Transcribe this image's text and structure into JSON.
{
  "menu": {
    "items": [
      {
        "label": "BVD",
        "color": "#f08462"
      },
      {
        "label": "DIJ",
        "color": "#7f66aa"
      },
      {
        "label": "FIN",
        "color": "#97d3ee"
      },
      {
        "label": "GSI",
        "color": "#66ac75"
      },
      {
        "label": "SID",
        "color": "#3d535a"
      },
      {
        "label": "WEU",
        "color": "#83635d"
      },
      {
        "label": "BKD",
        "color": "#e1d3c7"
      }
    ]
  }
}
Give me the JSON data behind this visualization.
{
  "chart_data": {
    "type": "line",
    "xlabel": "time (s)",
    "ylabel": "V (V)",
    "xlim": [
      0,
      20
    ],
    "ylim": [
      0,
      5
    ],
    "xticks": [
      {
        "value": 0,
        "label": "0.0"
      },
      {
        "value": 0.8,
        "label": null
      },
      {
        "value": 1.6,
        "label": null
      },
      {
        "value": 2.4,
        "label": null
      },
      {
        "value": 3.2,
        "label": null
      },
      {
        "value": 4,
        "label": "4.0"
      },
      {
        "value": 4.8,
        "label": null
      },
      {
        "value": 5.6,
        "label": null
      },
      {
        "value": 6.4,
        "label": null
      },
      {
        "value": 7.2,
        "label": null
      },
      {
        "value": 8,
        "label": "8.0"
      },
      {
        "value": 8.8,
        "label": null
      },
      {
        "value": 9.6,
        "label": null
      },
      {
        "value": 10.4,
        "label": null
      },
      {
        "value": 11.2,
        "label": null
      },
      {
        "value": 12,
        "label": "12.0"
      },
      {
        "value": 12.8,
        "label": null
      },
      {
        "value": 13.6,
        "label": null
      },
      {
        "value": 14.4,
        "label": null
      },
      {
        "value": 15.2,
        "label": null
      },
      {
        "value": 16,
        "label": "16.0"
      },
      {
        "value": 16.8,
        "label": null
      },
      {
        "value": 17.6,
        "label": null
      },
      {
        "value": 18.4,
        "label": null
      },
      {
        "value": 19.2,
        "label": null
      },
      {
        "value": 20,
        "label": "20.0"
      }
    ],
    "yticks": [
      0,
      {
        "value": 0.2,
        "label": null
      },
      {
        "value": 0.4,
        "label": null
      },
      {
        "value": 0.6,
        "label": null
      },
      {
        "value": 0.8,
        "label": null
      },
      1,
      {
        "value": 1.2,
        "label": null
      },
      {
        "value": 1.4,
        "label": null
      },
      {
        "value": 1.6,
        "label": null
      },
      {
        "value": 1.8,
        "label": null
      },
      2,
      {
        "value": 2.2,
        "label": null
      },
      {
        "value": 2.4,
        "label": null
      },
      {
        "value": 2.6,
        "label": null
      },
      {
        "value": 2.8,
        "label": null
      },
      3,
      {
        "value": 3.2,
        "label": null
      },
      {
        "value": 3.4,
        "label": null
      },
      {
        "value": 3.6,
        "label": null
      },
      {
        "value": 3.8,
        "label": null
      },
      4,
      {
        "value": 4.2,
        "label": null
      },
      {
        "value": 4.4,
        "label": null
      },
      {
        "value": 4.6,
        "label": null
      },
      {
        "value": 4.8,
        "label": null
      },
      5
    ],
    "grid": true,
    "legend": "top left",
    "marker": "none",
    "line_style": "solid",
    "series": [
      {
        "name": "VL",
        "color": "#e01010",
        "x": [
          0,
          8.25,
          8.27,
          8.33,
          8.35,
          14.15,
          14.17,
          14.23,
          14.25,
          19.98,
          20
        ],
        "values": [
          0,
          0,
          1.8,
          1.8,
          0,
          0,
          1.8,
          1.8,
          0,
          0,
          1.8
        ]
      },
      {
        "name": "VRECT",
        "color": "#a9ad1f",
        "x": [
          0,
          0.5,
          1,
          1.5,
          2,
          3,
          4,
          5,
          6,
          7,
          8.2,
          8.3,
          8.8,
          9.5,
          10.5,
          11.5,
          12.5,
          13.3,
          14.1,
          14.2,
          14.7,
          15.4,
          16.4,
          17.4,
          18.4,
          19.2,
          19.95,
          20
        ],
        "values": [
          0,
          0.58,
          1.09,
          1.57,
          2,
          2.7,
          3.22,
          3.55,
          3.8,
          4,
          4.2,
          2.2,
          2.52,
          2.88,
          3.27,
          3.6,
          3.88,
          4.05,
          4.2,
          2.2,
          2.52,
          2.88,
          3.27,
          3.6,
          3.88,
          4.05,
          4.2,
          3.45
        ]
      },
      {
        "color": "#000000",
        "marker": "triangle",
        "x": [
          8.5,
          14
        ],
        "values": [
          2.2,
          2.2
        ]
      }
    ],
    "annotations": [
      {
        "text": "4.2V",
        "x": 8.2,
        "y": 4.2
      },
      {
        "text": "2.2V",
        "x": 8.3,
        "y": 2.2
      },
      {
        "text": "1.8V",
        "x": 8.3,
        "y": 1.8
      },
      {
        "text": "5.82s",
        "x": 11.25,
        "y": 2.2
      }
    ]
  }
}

|---|

_Task to complete_. Identify every line above with the string "this" in it. Copy those lines.

_Task solution_.
Transcribe this image's text and structure into JSON.
Give me the JSON data behind this visualization.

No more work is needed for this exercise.